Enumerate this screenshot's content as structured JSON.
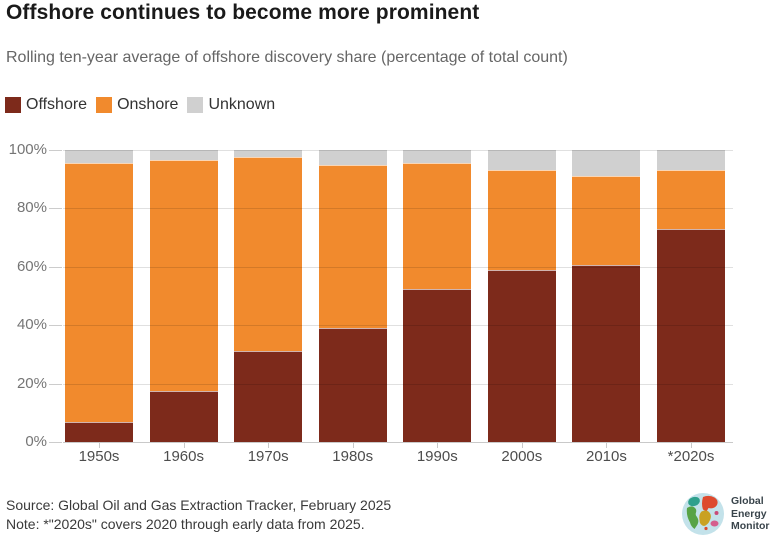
{
  "header": {
    "title": "Offshore continues to become more prominent",
    "subtitle": "Rolling ten-year average of offshore discovery share (percentage of total count)"
  },
  "chart_data": {
    "type": "bar",
    "stacked": true,
    "title": "Offshore continues to become more prominent",
    "subtitle": "Rolling ten-year average of offshore discovery share (percentage of total count)",
    "categories": [
      "1950s",
      "1960s",
      "1970s",
      "1980s",
      "1990s",
      "2000s",
      "2010s",
      "*2020s"
    ],
    "series": [
      {
        "name": "Offshore",
        "color": "#7D2A1B",
        "values": [
          7,
          17.5,
          31,
          39,
          52.5,
          59,
          60.5,
          73
        ]
      },
      {
        "name": "Onshore",
        "color": "#F18A2D",
        "values": [
          88.5,
          79,
          66.5,
          56,
          43,
          34,
          30.5,
          20
        ]
      },
      {
        "name": "Unknown",
        "color": "#D0D0D0",
        "values": [
          4.5,
          3.5,
          2.5,
          5,
          4.5,
          7,
          9,
          7
        ]
      }
    ],
    "ylim": [
      0,
      100
    ],
    "yticks": [
      "0%",
      "20%",
      "40%",
      "60%",
      "80%",
      "100%"
    ],
    "ytick_values": [
      0,
      20,
      40,
      60,
      80,
      100
    ],
    "grid": "horizontal",
    "legend_position": "top"
  },
  "footer": {
    "source": "Source: Global Oil and Gas Extraction Tracker, February 2025",
    "note": "Note: *\"2020s\" covers 2020 through early data from 2025."
  },
  "logo": {
    "lines": [
      "Global",
      "Energy",
      "Monitor"
    ]
  }
}
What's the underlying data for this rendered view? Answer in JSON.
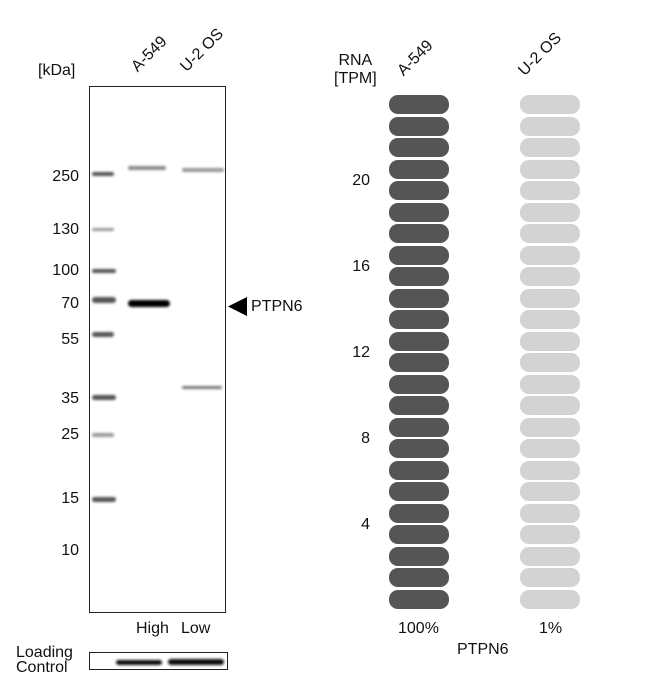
{
  "western_blot": {
    "unit_label": "[kDa]",
    "lanes": [
      "A-549",
      "U-2 OS"
    ],
    "markers": [
      "250",
      "130",
      "100",
      "70",
      "55",
      "35",
      "25",
      "15",
      "10"
    ],
    "target_label": "PTPN6",
    "expression_labels": [
      "High",
      "Low"
    ],
    "loading_control_label": "Loading\nControl"
  },
  "rna": {
    "axis_title": "RNA\n[TPM]",
    "ticks": [
      "20",
      "16",
      "12",
      "8",
      "4"
    ],
    "cell_lines": [
      "A-549",
      "U-2 OS"
    ],
    "percentages": [
      "100%",
      "1%"
    ],
    "gene_label": "PTPN6",
    "bar_count": 24,
    "colors": {
      "high": "#555555",
      "low": "#d3d3d3"
    }
  }
}
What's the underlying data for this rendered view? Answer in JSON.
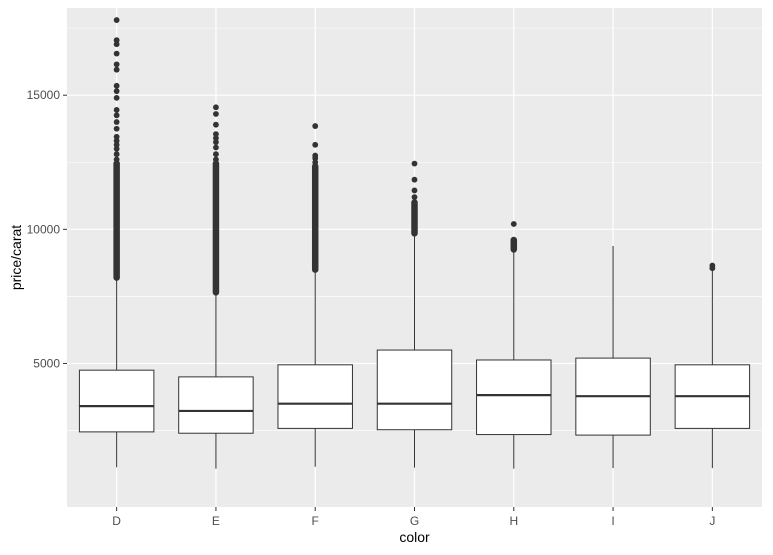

──────────────────────────────

Every record is to be reproduced exactly, with no pictures included.

Enumerate this screenshot's content as structured JSON.
{
  "header": {
    "title": "Offshore continues to become more prominent",
    "subtitle": "Rolling ten-year average of offshore discovery share (percentage of total count)"
  },
  "chart_data": {
    "type": "bar",
    "stacked": true,
    "title": "Offshore continues to become more prominent",
    "subtitle": "Rolling ten-year average of offshore discovery share (percentage of total count)",
    "categories": [
      "1950s",
      "1960s",
      "1970s",
      "1980s",
      "1990s",
      "2000s",
      "2010s",
      "*2020s"
    ],
    "series": [
      {
        "name": "Offshore",
        "color": "#7D2A1B",
        "values": [
          7,
          17.5,
          31,
          39,
          52.5,
          59,
          60.5,
          73
        ]
      },
      {
        "name": "Onshore",
        "color": "#F18A2D",
        "values": [
          88.5,
          79,
          66.5,
          56,
          43,
          34,
          30.5,
          20
        ]
      },
      {
        "name": "Unknown",
        "color": "#D0D0D0",
        "values": [
          4.5,
          3.5,
          2.5,
          5,
          4.5,
          7,
          9,
          7
        ]
      }
    ],
    "ylim": [
      0,
      100
    ],
    "yticks": [
      "0%",
      "20%",
      "40%",
      "60%",
      "80%",
      "100%"
    ],
    "ytick_values": [
      0,
      20,
      40,
      60,
      80,
      100
    ],
    "grid": "horizontal",
    "legend_position": "top"
  },
  "footer": {
    "source": "Source: Global Oil and Gas Extraction Tracker, February 2025",
    "note": "Note: *\"2020s\" covers 2020 through early data from 2025."
  },
  "logo": {
    "lines": [
      "Global",
      "Energy",
      "Monitor"
    ]
  }
}
What's the underlying data for this rendered view? Answer in JSON.
{
  "western_blot": {
    "unit_label": "[kDa]",
    "lanes": [
      "A-549",
      "U-2 OS"
    ],
    "markers": [
      "250",
      "130",
      "100",
      "70",
      "55",
      "35",
      "25",
      "15",
      "10"
    ],
    "target_label": "PTPN6",
    "expression_labels": [
      "High",
      "Low"
    ],
    "loading_control_label": "Loading\nControl"
  },
  "rna": {
    "axis_title": "RNA\n[TPM]",
    "ticks": [
      "20",
      "16",
      "12",
      "8",
      "4"
    ],
    "cell_lines": [
      "A-549",
      "U-2 OS"
    ],
    "percentages": [
      "100%",
      "1%"
    ],
    "gene_label": "PTPN6",
    "bar_count": 24,
    "colors": {
      "high": "#555555",
      "low": "#d3d3d3"
    }
  }
}
What's the underlying data for this rendered view? Answer in JSON.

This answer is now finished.